+++ Data for this task +++
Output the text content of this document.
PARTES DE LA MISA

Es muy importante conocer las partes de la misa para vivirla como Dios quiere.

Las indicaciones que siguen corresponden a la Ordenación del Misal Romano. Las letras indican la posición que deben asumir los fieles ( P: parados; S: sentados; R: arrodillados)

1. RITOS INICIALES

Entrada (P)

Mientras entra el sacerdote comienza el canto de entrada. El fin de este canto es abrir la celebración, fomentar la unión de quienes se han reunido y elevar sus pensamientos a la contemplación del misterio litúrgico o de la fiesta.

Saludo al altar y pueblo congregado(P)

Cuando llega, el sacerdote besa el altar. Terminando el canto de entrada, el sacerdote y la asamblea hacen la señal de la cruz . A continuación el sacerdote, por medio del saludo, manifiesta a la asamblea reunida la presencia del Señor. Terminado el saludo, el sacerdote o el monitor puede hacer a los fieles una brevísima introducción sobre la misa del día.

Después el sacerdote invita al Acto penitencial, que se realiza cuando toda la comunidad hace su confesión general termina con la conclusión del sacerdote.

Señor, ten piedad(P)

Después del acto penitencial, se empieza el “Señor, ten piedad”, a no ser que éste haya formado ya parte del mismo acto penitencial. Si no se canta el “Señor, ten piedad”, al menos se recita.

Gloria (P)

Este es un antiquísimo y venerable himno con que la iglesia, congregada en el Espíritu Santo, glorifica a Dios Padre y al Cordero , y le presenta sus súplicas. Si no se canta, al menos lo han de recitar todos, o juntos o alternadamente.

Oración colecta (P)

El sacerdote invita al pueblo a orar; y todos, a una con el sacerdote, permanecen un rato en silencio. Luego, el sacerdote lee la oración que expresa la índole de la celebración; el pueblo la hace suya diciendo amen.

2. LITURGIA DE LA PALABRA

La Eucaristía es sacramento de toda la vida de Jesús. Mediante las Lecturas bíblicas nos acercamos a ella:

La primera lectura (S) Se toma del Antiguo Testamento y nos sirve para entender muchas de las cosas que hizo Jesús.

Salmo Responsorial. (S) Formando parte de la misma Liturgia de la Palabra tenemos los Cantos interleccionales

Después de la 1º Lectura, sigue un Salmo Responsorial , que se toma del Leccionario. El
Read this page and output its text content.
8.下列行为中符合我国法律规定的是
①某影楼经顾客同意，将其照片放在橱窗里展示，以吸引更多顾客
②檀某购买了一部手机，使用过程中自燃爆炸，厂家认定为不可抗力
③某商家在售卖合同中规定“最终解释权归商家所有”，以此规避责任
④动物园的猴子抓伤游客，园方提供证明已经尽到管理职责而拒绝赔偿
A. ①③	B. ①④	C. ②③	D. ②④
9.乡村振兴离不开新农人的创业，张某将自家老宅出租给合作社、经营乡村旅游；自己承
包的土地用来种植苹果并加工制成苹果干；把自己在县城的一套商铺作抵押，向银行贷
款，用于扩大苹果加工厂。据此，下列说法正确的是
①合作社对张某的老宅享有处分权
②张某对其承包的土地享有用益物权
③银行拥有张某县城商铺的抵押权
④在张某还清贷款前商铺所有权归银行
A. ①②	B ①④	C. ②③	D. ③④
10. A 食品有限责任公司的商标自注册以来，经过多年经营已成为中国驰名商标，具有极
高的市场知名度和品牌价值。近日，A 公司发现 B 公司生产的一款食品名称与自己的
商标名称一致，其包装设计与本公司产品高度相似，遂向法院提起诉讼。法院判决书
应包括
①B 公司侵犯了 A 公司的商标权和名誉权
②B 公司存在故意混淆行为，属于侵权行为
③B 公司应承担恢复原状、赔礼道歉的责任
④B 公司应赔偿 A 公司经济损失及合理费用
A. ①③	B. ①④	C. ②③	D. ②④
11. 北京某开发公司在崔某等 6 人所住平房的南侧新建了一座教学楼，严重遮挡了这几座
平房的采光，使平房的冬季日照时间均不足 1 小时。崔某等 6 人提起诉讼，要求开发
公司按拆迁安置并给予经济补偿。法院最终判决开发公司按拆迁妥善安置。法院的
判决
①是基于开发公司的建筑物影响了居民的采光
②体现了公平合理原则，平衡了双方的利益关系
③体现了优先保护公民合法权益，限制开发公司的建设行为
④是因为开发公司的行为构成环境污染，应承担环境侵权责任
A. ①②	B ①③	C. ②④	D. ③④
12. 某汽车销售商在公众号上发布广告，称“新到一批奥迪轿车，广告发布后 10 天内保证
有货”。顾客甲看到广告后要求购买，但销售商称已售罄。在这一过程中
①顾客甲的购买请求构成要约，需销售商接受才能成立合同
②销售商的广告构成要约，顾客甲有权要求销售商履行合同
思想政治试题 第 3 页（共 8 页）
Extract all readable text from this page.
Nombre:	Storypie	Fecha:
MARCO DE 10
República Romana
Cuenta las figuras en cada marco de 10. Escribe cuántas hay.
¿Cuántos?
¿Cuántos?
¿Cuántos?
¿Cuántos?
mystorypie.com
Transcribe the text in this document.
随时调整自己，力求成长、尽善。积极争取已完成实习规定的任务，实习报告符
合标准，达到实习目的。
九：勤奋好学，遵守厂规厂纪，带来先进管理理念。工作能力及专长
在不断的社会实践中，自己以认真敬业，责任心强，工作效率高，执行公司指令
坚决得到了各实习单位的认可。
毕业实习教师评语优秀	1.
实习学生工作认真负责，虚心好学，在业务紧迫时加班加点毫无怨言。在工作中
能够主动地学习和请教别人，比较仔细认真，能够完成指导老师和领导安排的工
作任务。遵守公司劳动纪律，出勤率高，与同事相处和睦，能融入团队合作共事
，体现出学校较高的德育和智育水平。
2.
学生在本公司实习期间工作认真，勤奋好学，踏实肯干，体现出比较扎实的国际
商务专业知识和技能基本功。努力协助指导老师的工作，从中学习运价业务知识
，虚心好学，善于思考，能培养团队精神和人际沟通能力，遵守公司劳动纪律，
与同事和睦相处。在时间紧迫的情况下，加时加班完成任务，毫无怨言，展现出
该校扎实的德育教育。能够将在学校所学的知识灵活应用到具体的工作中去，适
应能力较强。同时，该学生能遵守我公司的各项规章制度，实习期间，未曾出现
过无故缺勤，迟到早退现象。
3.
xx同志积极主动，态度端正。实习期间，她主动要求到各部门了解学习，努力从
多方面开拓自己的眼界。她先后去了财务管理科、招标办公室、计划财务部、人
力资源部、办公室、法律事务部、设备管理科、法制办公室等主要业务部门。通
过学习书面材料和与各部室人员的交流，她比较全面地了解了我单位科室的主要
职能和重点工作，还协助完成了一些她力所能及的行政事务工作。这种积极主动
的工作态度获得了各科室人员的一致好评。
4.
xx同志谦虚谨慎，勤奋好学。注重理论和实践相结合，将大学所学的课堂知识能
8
+++
* _Task prompt_:
Pull every line containing "toda" from the material above.

* _Solution to the exercise_:
Después el sacerdote invita al Acto penitencial, que se realiza cuando toda la comunidad hace su confesión general termina con la conclusión del sacerdote.
La Eucaristía es sacramento de toda la vida de Jesús. Mediante las Lecturas bíblicas nos acercamos a ella:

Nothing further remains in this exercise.